DATA SECTION.
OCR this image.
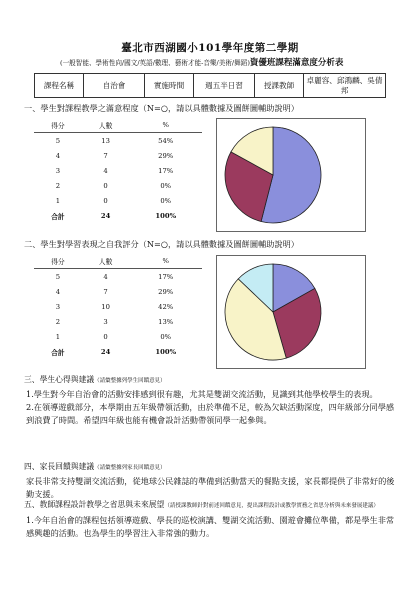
臺北市西湖國小101學年度第二學期
(一般智能、學術性向/國文/英語/數理、藝術才能-音樂/美術/舞蹈)資優班課程滿意度分析表
課程名稱	自治會	實施時間	週五半日習	授課教師	卓麗容、邱鴻麟、吳倩邦
一、學生對課程教學之滿意程度（N=○，請以具體數據及圖餅圖輔助說明）
得分	人數	%
5	13	54%
4	7	29%
3	4	17%
2	0	0%
1	0	0%
合計	24	100%
二、學生對學習表現之自我評分（N=○，請以具體數據及圖餅圖輔助說明）
得分	人數	%
5	4	17%
4	7	29%
3	10	42%
2	3	13%
1	0	0%
合計	24	100%
三、學生心得與建議（請彙整據列學生回饋意見）
1.學生對今年自治會的活動安排感到很有趣，尤其是雙湖交流活動，見識到其他學校學生的表現。
2.在領導遊戲部分，本學期由五年級帶領活動，由於準備不足，較為欠缺活動深度，四年級部分同學感到浪費了時間。希望四年級也能有機會設計活動帶領同學一起參與。
四、家長回饋與建議（請彙整據列家長回饋意見）
家長非常支持雙湖交流活動，從地球公民雜誌的準備到活動當天的餐點支援，家長都提供了非常好的後勤支援。
五、教師課程設計教學之省思與未來展望（請授課教師針對前述回饋意見，提出課程設計或教學實務之省思分析與未來發展建議）
1.今年自治會的課程包括領導遊戲、學長的巡校演講、雙湖交流活動、園遊會攤位準備，都是學生非常感興趣的活動。也為學生的學習注入非常強的動力。
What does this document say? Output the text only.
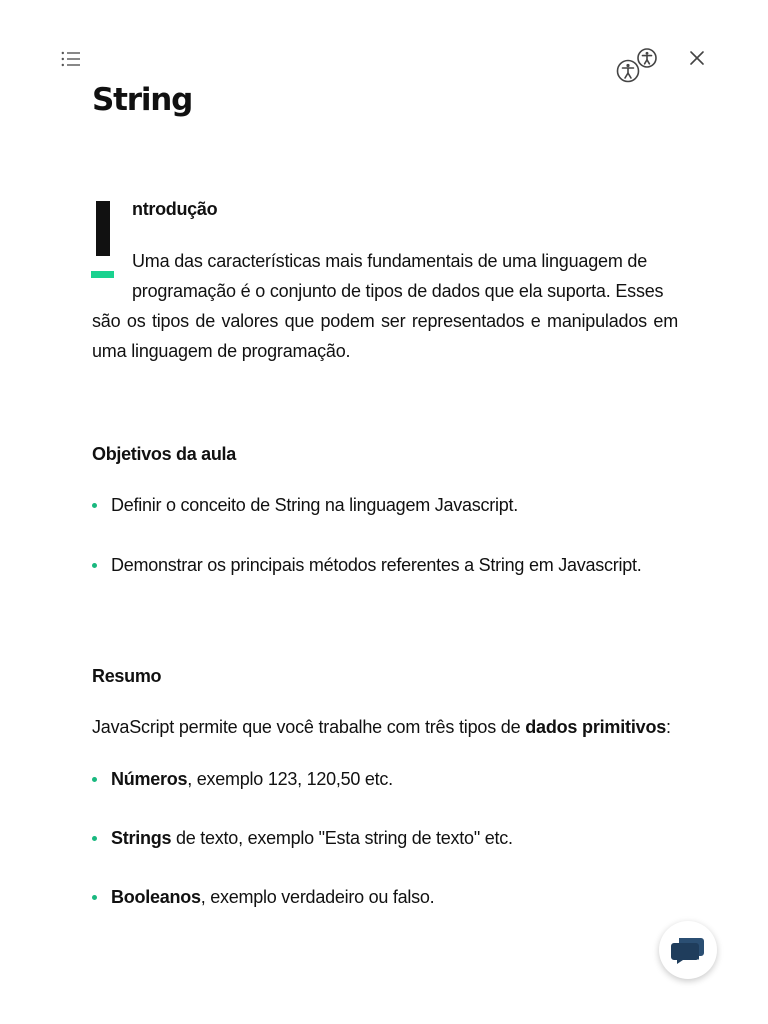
String

ntrodução

Uma das características mais fundamentais de uma linguagem de

programação é o conjunto de tipos de dados que ela suporta. Esses

são os tipos de valores que podem ser representados e manipulados em uma linguagem de programação.

Objetivos da aula

Definir o conceito de String na linguagem Javascript.
Demonstrar os principais métodos referentes a String em Javascript.

Resumo

JavaScript permite que você trabalhe com três tipos de dados primitivos:

Números, exemplo 123, 120,50 etc.
Strings de texto, exemplo "Esta string de texto" etc.
Booleanos, exemplo verdadeiro ou falso.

TASK REQUIREMENTS.
Go over the data above and copy every line that has the word "linguagem" in it.

ANSWER.
Uma das características mais fundamentais de uma linguagem de
são os tipos de valores que podem ser representados e manipulados em uma linguagem de programação.
Definir o conceito de String na linguagem Javascript.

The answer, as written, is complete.